* _Saved entries_

◆ ◆ ◆ ◆

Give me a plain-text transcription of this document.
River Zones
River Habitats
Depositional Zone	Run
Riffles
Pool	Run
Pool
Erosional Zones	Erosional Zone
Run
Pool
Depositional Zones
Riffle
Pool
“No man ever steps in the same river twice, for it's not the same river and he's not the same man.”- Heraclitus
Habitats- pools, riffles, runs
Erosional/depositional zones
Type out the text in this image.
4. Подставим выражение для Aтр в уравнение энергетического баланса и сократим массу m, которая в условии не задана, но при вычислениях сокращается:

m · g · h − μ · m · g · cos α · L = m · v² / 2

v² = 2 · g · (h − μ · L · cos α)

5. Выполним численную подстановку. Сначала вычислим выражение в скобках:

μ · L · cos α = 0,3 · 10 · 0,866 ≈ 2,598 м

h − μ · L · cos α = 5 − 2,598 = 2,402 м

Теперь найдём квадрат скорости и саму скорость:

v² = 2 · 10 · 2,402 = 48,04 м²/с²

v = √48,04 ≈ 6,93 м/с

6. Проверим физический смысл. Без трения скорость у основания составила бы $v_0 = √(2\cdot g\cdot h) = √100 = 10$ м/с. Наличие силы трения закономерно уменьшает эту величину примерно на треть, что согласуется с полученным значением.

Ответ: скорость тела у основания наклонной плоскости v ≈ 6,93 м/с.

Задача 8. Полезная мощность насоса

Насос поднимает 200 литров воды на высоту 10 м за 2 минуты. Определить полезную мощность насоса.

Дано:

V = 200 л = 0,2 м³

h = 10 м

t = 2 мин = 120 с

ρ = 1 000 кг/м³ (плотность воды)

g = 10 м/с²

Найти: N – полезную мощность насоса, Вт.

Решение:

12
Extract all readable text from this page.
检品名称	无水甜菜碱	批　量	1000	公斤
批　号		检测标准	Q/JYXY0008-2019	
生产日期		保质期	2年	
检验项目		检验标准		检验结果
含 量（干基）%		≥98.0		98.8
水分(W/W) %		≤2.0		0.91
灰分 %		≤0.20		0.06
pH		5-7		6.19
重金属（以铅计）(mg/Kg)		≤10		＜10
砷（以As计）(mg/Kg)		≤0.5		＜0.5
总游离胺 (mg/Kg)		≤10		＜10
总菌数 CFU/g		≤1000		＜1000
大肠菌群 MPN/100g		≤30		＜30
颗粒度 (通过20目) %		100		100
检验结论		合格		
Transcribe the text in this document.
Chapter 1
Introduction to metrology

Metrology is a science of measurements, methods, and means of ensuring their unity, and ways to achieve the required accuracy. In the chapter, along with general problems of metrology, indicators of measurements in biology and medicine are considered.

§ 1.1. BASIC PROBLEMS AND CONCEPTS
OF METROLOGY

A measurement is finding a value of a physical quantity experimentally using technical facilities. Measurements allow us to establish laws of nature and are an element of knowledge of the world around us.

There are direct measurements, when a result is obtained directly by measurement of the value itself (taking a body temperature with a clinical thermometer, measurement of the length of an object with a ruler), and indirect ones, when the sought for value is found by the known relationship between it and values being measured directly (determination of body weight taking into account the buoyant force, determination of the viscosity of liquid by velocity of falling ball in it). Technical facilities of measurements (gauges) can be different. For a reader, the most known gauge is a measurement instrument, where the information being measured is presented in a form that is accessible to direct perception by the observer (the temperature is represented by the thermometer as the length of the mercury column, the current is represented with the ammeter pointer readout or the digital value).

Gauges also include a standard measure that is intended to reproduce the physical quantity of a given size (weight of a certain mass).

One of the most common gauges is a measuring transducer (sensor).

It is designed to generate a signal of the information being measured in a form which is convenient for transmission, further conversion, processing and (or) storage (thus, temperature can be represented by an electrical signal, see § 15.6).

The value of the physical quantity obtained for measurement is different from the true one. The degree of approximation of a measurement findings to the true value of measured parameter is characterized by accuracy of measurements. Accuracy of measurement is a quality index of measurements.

◆ ◆ ◆ ◆

* _Task statement_
Repeat the data above, word for word.

* _Exercise output_
Give me a plain-text transcription of this document.
River Zones
River Habitats
Depositional Zone	Run
Riffles
Pool	Run
Pool
Erosional Zones	Erosional Zone
Run
Pool
Depositional Zones
Riffle
Pool
“No man ever steps in the same river twice, for it's not the same river and he's not the same man.”- Heraclitus
Habitats- pools, riffles, runs
Erosional/depositional zones
Type out the text in this image.
4. Подставим выражение для Aтр в уравнение энергетического баланса и сократим массу m, которая в условии не задана, но при вычислениях сокращается:

m · g · h − μ · m · g · cos α · L = m · v² / 2

v² = 2 · g · (h − μ · L · cos α)

5. Выполним численную подстановку. Сначала вычислим выражение в скобках:

μ · L · cos α = 0,3 · 10 · 0,866 ≈ 2,598 м

h − μ · L · cos α = 5 − 2,598 = 2,402 м

Теперь найдём квадрат скорости и саму скорость:

v² = 2 · 10 · 2,402 = 48,04 м²/с²

v = √48,04 ≈ 6,93 м/с

6. Проверим физический смысл. Без трения скорость у основания составила бы $v_0 = √(2\cdot g\cdot h) = √100 = 10$ м/с. Наличие силы трения закономерно уменьшает эту величину примерно на треть, что согласуется с полученным значением.

Ответ: скорость тела у основания наклонной плоскости v ≈ 6,93 м/с.

Задача 8. Полезная мощность насоса

Насос поднимает 200 литров воды на высоту 10 м за 2 минуты. Определить полезную мощность насоса.

Дано:

V = 200 л = 0,2 м³

h = 10 м

t = 2 мин = 120 с

ρ = 1 000 кг/м³ (плотность воды)

g = 10 м/с²

Найти: N – полезную мощность насоса, Вт.

Решение:

12
Extract all readable text from this page.
检品名称	无水甜菜碱	批　量	1000	公斤
批　号		检测标准	Q/JYXY0008-2019	
生产日期		保质期	2年	
检验项目		检验标准		检验结果
含 量（干基）%		≥98.0		98.8
水分(W/W) %		≤2.0		0.91
灰分 %		≤0.20		0.06
pH		5-7		6.19
重金属（以铅计）(mg/Kg)		≤10		＜10
砷（以As计）(mg/Kg)		≤0.5		＜0.5
总游离胺 (mg/Kg)		≤10		＜10
总菌数 CFU/g		≤1000		＜1000
大肠菌群 MPN/100g		≤30		＜30
颗粒度 (通过20目) %		100		100
检验结论		合格		
Transcribe the text in this document.
Chapter 1
Introduction to metrology

Metrology is a science of measurements, methods, and means of ensuring their unity, and ways to achieve the required accuracy. In the chapter, along with general problems of metrology, indicators of measurements in biology and medicine are considered.

§ 1.1. BASIC PROBLEMS AND CONCEPTS
OF METROLOGY

A measurement is finding a value of a physical quantity experimentally using technical facilities. Measurements allow us to establish laws of nature and are an element of knowledge of the world around us.

There are direct measurements, when a result is obtained directly by measurement of the value itself (taking a body temperature with a clinical thermometer, measurement of the length of an object with a ruler), and indirect ones, when the sought for value is found by the known relationship between it and values being measured directly (determination of body weight taking into account the buoyant force, determination of the viscosity of liquid by velocity of falling ball in it). Technical facilities of measurements (gauges) can be different. For a reader, the most known gauge is a measurement instrument, where the information being measured is presented in a form that is accessible to direct perception by the observer (the temperature is represented by the thermometer as the length of the mercury column, the current is represented with the ammeter pointer readout or the digital value).

Gauges also include a standard measure that is intended to reproduce the physical quantity of a given size (weight of a certain mass).

One of the most common gauges is a measuring transducer (sensor).

It is designed to generate a signal of the information being measured in a form which is convenient for transmission, further conversion, processing and (or) storage (thus, temperature can be represented by an electrical signal, see § 15.6).

The value of the physical quantity obtained for measurement is different from the true one. The degree of approximation of a measurement findings to the true value of measured parameter is characterized by accuracy of measurements. Accuracy of measurement is a quality index of measurements.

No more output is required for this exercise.